LISTED RECORDS:

----

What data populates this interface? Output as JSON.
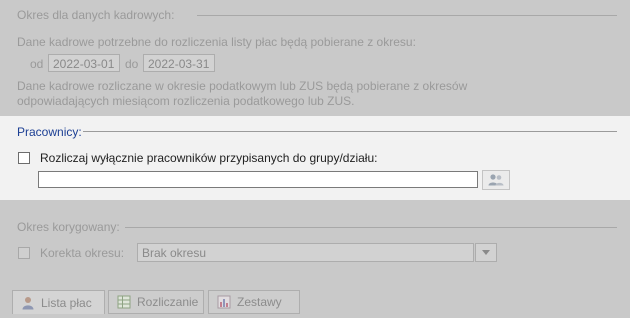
{
  "period_section": {
    "title": "Okres dla danych kadrowych:",
    "info_line": "Dane kadrowe potrzebne do rozliczenia listy płac będą pobierane z okresu:",
    "from_label": "od",
    "from_value": "2022-03-01",
    "to_label": "do",
    "to_value": "2022-03-31",
    "note_line1": "Dane kadrowe rozliczane w okresie podatkowym lub ZUS będą pobierane z okresów",
    "note_line2": "odpowiadających miesiącom rozliczenia podatkowego lub ZUS."
  },
  "employees_section": {
    "title": "Pracownicy:",
    "checkbox_label": "Rozliczaj wyłącznie pracowników przypisanych do grupy/działu:",
    "checkbox_checked": false,
    "group_value": ""
  },
  "correction_section": {
    "title": "Okres korygowany:",
    "checkbox_label": "Korekta okresu:",
    "select_value": "Brak okresu"
  },
  "tabs": [
    {
      "label": "Lista płac",
      "icon": "person-icon"
    },
    {
      "label": "Rozliczanie",
      "icon": "table-icon"
    },
    {
      "label": "Zestawy",
      "icon": "report-icon"
    }
  ],
  "colors": {
    "active_title": "#1c3f94",
    "dim_text": "#9a9a9a",
    "overlay_bg": "#c9c9c9"
  }
}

----

EXERCISE OBJECTIVE: Looking at the records above, work out how many lines include the word "okresu", then give that number by itself.

THE RESPONSE: 3